Supplied records:

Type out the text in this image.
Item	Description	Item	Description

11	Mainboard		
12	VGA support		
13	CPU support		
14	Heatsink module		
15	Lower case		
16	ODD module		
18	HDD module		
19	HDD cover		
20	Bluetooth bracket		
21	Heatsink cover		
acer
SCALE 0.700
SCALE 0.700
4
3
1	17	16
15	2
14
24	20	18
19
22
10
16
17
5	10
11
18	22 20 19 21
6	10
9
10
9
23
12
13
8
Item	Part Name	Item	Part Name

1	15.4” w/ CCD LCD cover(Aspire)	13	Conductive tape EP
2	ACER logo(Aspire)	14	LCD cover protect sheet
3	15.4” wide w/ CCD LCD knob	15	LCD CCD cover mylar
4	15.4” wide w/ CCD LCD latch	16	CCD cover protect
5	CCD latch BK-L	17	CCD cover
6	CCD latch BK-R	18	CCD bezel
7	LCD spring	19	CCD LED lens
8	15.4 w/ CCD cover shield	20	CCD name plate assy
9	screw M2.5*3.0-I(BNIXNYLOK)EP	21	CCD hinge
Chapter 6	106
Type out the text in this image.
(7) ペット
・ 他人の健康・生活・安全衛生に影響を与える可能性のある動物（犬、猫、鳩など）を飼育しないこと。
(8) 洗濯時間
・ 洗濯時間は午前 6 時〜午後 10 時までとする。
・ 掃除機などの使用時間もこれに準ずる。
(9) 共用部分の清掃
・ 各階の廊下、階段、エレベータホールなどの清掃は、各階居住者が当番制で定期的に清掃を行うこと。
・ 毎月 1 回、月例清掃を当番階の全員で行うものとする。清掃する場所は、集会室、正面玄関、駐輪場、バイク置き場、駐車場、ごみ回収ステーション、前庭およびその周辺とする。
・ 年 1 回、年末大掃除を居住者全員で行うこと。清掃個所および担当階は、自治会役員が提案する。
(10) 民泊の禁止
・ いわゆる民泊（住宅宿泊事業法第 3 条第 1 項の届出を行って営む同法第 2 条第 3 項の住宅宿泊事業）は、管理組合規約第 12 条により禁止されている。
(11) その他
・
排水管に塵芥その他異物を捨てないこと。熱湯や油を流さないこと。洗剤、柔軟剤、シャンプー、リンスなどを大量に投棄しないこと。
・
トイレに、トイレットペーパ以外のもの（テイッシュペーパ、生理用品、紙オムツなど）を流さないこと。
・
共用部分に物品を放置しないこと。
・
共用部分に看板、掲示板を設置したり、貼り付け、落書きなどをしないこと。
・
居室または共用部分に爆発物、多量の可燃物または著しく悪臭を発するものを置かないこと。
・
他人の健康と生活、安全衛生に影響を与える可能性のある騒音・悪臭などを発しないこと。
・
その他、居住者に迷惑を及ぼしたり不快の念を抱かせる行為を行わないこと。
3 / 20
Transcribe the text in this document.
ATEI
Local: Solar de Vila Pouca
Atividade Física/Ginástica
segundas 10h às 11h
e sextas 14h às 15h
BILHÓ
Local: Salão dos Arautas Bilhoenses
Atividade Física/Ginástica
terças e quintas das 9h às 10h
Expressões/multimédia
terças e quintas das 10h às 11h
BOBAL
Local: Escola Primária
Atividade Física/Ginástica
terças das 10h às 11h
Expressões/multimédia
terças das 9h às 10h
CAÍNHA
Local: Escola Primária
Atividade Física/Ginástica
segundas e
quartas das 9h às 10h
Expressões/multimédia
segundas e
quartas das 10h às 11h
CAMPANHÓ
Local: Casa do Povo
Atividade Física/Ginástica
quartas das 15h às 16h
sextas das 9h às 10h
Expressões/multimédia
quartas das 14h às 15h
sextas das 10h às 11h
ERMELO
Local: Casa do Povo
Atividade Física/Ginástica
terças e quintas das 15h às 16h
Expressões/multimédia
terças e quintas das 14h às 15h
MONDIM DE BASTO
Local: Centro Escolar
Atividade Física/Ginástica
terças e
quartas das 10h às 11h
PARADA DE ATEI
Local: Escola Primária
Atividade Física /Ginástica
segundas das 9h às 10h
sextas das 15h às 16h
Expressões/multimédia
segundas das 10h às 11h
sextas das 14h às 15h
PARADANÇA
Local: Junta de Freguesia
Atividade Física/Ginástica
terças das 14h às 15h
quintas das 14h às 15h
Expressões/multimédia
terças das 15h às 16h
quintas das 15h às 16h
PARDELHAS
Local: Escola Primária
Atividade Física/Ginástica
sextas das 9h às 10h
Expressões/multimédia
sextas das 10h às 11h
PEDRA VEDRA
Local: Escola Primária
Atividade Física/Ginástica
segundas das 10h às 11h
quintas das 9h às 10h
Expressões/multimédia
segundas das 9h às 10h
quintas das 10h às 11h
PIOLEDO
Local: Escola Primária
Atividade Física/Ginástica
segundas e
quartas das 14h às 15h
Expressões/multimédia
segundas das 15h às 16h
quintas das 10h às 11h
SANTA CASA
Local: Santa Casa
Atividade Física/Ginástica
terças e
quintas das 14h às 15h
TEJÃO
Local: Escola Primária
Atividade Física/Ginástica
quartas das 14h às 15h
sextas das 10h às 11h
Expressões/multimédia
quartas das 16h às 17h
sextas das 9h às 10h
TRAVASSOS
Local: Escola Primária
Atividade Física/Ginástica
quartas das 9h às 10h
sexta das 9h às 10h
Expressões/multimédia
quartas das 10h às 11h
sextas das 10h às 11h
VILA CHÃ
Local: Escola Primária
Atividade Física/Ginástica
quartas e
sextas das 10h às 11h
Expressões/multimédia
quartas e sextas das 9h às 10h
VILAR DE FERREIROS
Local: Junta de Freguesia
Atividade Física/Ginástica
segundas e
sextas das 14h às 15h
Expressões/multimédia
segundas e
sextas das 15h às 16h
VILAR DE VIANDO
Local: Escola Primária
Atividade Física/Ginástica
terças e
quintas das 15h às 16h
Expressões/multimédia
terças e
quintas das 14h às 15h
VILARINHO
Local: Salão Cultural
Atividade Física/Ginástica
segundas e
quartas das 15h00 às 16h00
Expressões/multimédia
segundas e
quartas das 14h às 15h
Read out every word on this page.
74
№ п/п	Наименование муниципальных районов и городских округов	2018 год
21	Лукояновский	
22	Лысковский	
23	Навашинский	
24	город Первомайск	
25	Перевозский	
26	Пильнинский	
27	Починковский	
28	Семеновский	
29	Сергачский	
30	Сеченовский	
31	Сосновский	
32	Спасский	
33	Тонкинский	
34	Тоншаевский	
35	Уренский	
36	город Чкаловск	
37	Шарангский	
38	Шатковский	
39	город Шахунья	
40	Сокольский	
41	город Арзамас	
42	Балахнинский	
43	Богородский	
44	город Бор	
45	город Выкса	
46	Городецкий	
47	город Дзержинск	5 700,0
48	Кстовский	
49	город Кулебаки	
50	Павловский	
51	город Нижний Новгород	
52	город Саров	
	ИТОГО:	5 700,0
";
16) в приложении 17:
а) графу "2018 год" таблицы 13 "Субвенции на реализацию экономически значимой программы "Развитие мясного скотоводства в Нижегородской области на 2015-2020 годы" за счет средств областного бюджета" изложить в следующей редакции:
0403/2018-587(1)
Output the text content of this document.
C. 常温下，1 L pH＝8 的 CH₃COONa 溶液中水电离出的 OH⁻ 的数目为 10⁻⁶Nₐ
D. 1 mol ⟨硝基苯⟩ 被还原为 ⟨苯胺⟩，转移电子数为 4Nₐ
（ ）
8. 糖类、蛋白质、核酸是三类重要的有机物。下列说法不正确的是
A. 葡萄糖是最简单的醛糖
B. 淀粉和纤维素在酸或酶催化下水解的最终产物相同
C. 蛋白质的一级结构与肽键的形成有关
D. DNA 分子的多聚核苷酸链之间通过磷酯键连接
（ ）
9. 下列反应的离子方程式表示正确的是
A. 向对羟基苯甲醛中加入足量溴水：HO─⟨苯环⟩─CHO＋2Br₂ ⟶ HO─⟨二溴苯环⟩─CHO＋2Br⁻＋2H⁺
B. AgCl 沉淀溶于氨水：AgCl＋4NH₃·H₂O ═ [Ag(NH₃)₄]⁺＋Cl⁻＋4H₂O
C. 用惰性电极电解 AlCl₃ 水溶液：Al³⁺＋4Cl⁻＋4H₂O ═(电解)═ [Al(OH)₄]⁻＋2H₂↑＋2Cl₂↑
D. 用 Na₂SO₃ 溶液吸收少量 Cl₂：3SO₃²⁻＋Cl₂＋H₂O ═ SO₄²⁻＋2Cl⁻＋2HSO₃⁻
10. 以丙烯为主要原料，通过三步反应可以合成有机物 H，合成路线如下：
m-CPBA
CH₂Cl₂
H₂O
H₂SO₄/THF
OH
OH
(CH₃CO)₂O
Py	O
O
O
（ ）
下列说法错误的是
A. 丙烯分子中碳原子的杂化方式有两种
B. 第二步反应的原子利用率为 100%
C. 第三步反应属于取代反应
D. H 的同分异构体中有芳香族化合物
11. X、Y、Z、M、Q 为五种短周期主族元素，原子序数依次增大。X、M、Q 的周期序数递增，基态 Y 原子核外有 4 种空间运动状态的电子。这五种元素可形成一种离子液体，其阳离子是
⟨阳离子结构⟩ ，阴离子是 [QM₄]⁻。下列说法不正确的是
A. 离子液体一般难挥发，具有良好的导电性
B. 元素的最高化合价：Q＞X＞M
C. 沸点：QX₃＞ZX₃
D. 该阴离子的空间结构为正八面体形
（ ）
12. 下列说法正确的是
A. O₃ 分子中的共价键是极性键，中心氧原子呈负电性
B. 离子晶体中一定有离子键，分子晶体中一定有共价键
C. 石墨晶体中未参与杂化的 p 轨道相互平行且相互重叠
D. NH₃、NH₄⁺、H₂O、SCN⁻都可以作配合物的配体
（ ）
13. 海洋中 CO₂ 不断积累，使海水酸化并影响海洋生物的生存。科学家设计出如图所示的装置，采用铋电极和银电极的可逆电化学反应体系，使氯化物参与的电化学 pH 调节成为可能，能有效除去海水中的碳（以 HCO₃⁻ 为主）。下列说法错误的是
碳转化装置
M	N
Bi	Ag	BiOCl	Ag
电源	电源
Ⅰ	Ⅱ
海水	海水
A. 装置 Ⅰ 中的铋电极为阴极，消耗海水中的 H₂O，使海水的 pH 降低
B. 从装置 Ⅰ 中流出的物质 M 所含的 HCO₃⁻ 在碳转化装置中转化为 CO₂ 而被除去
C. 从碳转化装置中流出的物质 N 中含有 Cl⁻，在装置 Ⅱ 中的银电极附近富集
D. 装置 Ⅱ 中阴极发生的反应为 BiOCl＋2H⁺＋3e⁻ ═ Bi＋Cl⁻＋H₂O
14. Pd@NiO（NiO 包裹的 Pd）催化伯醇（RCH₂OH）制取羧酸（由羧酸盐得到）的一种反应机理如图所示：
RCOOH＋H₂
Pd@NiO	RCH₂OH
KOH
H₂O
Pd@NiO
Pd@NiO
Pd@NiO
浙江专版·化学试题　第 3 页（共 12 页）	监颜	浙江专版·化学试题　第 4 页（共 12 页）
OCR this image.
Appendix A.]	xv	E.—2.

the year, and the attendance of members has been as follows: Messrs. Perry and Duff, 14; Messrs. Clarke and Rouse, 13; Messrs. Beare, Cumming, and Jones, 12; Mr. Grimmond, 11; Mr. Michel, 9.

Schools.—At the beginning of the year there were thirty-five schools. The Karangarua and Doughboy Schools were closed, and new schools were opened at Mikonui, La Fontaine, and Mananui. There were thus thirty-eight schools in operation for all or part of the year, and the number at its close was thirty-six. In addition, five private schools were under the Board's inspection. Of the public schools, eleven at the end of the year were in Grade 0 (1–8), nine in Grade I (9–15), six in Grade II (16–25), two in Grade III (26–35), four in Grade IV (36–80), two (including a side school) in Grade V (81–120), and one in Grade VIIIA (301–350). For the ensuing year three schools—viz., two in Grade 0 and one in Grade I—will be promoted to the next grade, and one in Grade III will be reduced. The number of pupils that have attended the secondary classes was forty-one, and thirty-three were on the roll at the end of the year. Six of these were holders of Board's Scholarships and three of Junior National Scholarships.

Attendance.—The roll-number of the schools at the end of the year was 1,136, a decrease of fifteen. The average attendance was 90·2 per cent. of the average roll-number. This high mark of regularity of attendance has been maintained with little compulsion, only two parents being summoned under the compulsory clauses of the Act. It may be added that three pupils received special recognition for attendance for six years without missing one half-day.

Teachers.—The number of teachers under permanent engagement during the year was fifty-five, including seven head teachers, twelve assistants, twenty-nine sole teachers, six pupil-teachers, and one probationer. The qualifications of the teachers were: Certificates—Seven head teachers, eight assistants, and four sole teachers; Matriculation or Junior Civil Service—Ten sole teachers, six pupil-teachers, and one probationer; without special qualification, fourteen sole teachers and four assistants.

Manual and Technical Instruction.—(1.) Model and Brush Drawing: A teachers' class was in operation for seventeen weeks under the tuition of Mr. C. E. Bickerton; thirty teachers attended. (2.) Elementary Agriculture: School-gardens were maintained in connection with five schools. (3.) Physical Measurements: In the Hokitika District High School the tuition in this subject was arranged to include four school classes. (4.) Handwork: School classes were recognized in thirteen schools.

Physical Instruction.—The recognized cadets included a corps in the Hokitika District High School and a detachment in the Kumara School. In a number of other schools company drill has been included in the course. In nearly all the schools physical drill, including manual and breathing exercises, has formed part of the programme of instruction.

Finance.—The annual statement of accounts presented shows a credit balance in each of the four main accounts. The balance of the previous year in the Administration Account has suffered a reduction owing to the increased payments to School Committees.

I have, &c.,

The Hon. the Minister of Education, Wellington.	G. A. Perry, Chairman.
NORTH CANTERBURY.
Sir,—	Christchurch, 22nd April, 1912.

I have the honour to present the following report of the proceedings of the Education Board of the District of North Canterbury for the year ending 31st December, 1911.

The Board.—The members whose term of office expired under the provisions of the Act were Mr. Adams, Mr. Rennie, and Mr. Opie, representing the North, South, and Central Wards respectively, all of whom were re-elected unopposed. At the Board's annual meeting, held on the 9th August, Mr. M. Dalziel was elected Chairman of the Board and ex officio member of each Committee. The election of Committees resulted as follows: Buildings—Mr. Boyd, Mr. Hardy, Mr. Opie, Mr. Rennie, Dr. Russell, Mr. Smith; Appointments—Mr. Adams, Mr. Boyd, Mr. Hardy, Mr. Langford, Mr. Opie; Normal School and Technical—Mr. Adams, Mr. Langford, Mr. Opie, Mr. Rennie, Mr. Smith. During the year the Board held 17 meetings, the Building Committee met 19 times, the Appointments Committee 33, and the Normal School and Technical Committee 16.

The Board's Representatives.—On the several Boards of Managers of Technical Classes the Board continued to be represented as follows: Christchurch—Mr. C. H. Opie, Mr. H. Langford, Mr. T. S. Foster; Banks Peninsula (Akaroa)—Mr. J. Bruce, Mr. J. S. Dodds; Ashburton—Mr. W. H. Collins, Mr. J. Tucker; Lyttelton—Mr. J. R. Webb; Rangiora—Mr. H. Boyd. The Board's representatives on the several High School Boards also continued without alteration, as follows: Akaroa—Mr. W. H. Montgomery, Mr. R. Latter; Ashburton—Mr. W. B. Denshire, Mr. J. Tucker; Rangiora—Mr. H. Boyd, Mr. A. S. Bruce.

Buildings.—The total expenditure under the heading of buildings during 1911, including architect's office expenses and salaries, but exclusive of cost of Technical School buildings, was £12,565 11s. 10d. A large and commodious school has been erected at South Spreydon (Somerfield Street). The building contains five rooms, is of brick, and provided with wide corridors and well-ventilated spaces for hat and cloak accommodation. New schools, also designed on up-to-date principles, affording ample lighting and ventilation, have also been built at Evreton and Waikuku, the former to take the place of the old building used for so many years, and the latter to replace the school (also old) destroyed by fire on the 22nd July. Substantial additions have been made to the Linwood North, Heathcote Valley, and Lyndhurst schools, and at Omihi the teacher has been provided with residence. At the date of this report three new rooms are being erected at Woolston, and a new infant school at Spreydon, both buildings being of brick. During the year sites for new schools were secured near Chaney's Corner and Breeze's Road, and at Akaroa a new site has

Prompt:
In how many lines of the data does the string "terças" appear? Give only the number.

Exercise result:
12